Goal: Print the listing below in its entirety, character for character.

[Start]

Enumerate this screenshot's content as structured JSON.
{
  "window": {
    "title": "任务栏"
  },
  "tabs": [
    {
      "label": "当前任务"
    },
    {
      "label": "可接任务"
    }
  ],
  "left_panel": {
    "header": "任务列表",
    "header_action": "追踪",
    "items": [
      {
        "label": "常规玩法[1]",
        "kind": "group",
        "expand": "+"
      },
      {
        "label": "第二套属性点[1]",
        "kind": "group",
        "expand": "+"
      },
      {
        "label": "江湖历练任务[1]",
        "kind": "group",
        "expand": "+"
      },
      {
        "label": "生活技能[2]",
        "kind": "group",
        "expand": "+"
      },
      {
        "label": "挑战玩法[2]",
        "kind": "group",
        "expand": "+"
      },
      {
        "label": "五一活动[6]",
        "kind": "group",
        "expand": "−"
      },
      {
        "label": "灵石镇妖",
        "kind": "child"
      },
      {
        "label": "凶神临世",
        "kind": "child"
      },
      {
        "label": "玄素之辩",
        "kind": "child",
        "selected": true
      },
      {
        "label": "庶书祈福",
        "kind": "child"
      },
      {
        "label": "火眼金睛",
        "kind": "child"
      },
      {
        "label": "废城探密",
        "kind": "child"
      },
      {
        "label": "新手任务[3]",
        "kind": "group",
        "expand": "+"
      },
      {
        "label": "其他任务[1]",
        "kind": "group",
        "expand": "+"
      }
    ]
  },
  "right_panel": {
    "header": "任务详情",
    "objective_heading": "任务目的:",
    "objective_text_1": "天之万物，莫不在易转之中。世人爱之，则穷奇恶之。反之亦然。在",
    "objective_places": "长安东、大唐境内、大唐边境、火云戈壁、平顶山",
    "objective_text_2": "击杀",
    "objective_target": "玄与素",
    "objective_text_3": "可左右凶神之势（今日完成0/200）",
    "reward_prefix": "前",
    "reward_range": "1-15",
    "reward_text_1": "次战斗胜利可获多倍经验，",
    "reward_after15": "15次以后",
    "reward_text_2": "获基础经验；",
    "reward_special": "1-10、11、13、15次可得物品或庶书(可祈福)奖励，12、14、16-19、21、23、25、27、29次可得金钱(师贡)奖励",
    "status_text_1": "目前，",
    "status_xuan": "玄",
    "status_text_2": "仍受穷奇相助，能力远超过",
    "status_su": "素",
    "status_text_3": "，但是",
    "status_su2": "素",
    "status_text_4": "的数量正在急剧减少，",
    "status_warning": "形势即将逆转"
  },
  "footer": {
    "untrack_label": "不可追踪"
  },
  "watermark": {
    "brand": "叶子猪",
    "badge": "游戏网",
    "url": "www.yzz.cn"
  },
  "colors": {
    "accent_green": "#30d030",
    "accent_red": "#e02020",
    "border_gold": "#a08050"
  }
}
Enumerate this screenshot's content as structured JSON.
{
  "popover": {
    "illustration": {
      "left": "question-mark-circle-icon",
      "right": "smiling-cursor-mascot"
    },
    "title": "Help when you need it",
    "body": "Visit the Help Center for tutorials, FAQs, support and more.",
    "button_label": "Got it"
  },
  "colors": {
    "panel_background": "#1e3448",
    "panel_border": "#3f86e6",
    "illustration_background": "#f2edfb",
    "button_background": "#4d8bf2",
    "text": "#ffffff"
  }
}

[End]

Correct answer:
Enumerate this screenshot's content as structured JSON.
{
  "window": {
    "title": "任务栏"
  },
  "tabs": [
    {
      "label": "当前任务"
    },
    {
      "label": "可接任务"
    }
  ],
  "left_panel": {
    "header": "任务列表",
    "header_action": "追踪",
    "items": [
      {
        "label": "常规玩法[1]",
        "kind": "group",
        "expand": "+"
      },
      {
        "label": "第二套属性点[1]",
        "kind": "group",
        "expand": "+"
      },
      {
        "label": "江湖历练任务[1]",
        "kind": "group",
        "expand": "+"
      },
      {
        "label": "生活技能[2]",
        "kind": "group",
        "expand": "+"
      },
      {
        "label": "挑战玩法[2]",
        "kind": "group",
        "expand": "+"
      },
      {
        "label": "五一活动[6]",
        "kind": "group",
        "expand": "−"
      },
      {
        "label": "灵石镇妖",
        "kind": "child"
      },
      {
        "label": "凶神临世",
        "kind": "child"
      },
      {
        "label": "玄素之辩",
        "kind": "child",
        "selected": true
      },
      {
        "label": "庶书祈福",
        "kind": "child"
      },
      {
        "label": "火眼金睛",
        "kind": "child"
      },
      {
        "label": "废城探密",
        "kind": "child"
      },
      {
        "label": "新手任务[3]",
        "kind": "group",
        "expand": "+"
      },
      {
        "label": "其他任务[1]",
        "kind": "group",
        "expand": "+"
      }
    ]
  },
  "right_panel": {
    "header": "任务详情",
    "objective_heading": "任务目的:",
    "objective_text_1": "天之万物，莫不在易转之中。世人爱之，则穷奇恶之。反之亦然。在",
    "objective_places": "长安东、大唐境内、大唐边境、火云戈壁、平顶山",
    "objective_text_2": "击杀",
    "objective_target": "玄与素",
    "objective_text_3": "可左右凶神之势（今日完成0/200）",
    "reward_prefix": "前",
    "reward_range": "1-15",
    "reward_text_1": "次战斗胜利可获多倍经验，",
    "reward_after15": "15次以后",
    "reward_text_2": "获基础经验；",
    "reward_special": "1-10、11、13、15次可得物品或庶书(可祈福)奖励，12、14、16-19、21、23、25、27、29次可得金钱(师贡)奖励",
    "status_text_1": "目前，",
    "status_xuan": "玄",
    "status_text_2": "仍受穷奇相助，能力远超过",
    "status_su": "素",
    "status_text_3": "，但是",
    "status_su2": "素",
    "status_text_4": "的数量正在急剧减少，",
    "status_warning": "形势即将逆转"
  },
  "footer": {
    "untrack_label": "不可追踪"
  },
  "watermark": {
    "brand": "叶子猪",
    "badge": "游戏网",
    "url": "www.yzz.cn"
  },
  "colors": {
    "accent_green": "#30d030",
    "accent_red": "#e02020",
    "border_gold": "#a08050"
  }
}
Enumerate this screenshot's content as structured JSON.
{
  "popover": {
    "illustration": {
      "left": "question-mark-circle-icon",
      "right": "smiling-cursor-mascot"
    },
    "title": "Help when you need it",
    "body": "Visit the Help Center for tutorials, FAQs, support and more.",
    "button_label": "Got it"
  },
  "colors": {
    "panel_background": "#1e3448",
    "panel_border": "#3f86e6",
    "illustration_background": "#f2edfb",
    "button_background": "#4d8bf2",
    "text": "#ffffff"
  }
}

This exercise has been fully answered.